§ Page excerpt:
• • •

Overview

March 12, 2015

For every run scored, a run is allowed. That’s cemented in the rules of the game and the laws of physics. To score a run, someone else has to let a run score. While most of that allowance belongs to the pitcher, there are eight other players on the field with him at any given moment and they deserve some of the blame or credit for how often a run does or doesn’t score.

Unfortunately, for most of baseball history, we’ve had exceptionally lousy practices for measuring defense. Errors and fielding percentage seem to make sense at first but if you peel back the onion at all, they just don’t get the job done. Defense is a meaningful slice of run prevention and we care about measuring run prevention, ergo, we need to do a decent job of measuring defense. How do we go about doing that?

Recently, we’ve settled on defensive metrics measured in “runs saved.” The two most popular ones are Defensive Runs Saved (DRS) and Ultimate Zone Rating (UZR), but there are other efforts to capture the same idea. How many runs does a player prevent while playing the field? That fundamental question sets up everything we’re doing with respect to defensive statistics. There may be other ways to measure skill, and skill certainly predicts the future better than past results, but if we want to measure how well we believe a player has performed, we want to measure the runs he has prevented.

• • •

§ List of tasks:
A: List every measure of fielding or defense named in the overview on measuring defense.
B: Rewrite the overview on measuring defense starting at "Unfortunately, for most" and ending at "about doing that?", changing "onion" to "layers".

§ Given records:
• • •

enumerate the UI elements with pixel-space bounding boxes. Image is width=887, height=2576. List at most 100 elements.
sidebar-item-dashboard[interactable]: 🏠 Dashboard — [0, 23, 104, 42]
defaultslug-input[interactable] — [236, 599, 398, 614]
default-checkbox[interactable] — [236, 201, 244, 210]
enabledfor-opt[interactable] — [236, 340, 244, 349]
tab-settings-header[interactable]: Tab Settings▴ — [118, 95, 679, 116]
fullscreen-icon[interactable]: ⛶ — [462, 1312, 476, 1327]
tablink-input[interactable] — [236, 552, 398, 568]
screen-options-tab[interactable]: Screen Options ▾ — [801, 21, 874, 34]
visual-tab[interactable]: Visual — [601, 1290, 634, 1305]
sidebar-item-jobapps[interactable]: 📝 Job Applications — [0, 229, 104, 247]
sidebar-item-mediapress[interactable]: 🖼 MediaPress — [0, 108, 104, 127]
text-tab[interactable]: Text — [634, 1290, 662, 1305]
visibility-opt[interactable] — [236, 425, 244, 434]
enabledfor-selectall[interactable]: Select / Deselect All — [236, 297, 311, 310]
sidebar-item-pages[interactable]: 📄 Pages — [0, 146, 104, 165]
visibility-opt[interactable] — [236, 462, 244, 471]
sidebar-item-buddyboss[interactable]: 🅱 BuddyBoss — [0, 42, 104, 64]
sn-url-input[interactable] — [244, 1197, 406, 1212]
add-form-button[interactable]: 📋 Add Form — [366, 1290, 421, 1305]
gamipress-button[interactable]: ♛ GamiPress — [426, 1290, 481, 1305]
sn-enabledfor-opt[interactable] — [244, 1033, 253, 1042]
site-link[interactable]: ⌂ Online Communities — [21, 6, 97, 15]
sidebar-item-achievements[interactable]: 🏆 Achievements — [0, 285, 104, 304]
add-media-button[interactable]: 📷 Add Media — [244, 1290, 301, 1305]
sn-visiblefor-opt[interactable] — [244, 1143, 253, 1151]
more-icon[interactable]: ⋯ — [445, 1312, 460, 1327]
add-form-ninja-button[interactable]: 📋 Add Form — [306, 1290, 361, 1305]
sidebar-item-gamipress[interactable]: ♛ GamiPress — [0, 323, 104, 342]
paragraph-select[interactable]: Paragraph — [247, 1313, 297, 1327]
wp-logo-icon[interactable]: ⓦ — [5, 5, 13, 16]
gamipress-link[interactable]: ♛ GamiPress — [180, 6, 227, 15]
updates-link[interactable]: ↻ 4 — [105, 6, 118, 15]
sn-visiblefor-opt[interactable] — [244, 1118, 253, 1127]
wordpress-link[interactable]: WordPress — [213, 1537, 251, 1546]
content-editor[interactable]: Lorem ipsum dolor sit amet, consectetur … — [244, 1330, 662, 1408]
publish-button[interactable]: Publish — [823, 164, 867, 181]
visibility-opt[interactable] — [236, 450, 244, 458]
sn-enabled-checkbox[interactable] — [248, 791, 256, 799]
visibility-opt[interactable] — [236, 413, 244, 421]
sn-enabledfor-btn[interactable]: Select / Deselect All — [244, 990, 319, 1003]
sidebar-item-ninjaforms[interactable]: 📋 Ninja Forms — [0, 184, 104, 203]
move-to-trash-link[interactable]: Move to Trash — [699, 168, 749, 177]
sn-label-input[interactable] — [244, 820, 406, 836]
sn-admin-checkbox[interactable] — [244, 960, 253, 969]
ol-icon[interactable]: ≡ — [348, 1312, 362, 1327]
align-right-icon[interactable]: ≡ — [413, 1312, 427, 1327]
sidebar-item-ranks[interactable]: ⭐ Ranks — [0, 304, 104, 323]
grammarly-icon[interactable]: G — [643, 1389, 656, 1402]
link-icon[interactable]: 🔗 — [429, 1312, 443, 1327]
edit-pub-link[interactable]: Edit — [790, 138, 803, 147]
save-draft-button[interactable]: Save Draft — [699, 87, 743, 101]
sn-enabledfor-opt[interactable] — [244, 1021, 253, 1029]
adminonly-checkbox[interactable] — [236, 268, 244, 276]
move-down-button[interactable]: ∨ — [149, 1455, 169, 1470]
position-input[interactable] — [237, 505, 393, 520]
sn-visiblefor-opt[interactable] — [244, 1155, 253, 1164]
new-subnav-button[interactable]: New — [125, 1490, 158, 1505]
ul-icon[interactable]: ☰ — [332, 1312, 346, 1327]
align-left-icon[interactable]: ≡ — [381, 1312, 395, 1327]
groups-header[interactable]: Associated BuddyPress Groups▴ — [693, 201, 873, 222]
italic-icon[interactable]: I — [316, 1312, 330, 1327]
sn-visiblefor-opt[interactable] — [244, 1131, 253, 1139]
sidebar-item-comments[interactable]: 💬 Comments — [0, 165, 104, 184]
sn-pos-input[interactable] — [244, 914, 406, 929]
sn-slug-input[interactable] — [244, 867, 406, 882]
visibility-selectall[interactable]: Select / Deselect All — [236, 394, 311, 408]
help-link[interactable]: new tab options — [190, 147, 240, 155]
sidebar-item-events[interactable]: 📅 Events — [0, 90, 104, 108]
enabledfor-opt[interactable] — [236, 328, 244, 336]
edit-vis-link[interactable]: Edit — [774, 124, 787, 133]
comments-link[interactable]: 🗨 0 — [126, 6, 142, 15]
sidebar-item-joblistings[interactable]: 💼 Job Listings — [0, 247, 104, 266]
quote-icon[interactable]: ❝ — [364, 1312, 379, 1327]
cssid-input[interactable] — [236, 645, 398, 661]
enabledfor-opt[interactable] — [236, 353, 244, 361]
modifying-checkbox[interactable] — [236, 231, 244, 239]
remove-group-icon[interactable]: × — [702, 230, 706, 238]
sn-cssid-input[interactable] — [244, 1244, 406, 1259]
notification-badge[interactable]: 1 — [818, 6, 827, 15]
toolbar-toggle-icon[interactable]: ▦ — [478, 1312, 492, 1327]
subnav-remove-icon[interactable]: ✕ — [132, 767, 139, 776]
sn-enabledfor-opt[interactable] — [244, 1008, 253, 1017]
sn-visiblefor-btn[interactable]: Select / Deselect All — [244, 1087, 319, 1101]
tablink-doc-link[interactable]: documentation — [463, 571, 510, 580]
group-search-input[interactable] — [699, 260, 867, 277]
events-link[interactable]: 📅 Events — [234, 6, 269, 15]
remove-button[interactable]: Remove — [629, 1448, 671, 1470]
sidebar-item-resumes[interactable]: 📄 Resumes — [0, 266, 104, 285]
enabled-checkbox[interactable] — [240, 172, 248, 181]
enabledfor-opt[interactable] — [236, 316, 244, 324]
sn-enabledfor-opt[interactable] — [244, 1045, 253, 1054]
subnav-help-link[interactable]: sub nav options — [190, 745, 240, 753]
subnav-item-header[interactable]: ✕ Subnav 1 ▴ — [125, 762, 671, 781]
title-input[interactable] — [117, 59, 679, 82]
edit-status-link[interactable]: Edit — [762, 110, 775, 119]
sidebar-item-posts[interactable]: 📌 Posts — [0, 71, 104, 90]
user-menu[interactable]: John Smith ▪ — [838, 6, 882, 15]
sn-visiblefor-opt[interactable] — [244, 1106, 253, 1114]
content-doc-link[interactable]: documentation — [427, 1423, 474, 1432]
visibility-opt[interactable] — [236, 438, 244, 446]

• • •

§ Responses:
A:
Errors
Fielding percentage
Defensive Runs Saved (DRS)
Ultimate Zone Rating (UZR)

B:
Unfortunately, for most of baseball history, we’ve had exceptionally lousy practices for measuring defense. Errors and fielding percentage seem to make sense at first but if you peel back the layers at all, they just don’t get the job done. Defense is a meaningful slice of run prevention and we care about measuring run prevention, ergo, we need to do a decent job of measuring defense. How do we go about doing that?